** begin **

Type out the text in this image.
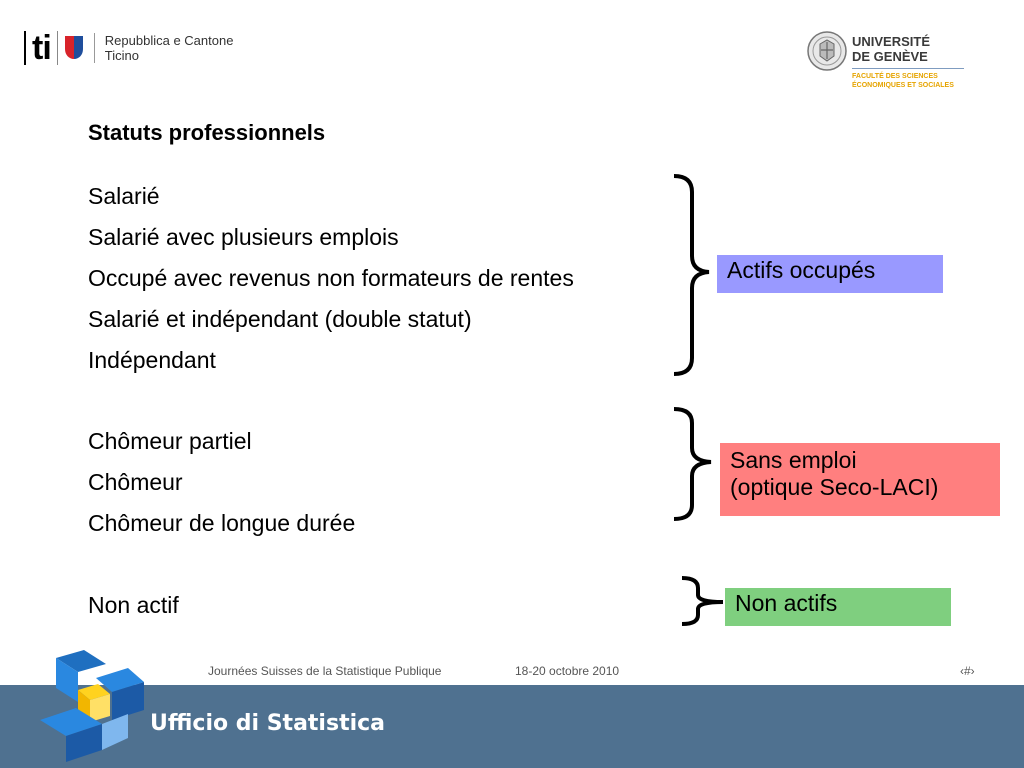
ti	Repubblica e Cantone
Ticino
UNIVERSITÉ
DE GENÈVE
FACULTÉ DES SCIENCES
ÉCONOMIQUES ET SOCIALES
Statuts professionnels
Salarié
Salarié avec plusieurs emplois
Occupé avec revenus non formateurs de rentes
Salarié et indépendant (double statut)
Indépendant
Chômeur partiel
Chômeur
Chômeur de longue durée
Non actif
Actifs occupés
Sans emploi
(optique Seco-LACI)
Non actifs
Journées Suisses de la Statistique Publique	18-20 octobre 2010	‹#›
Ufficio di Statistica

** end **

> REQUIRED WORK
Select and copy every line of the listing with the word "Chômeur".

> WORKED SOLUTION
Chômeur partiel
Chômeur
Chômeur de longue durée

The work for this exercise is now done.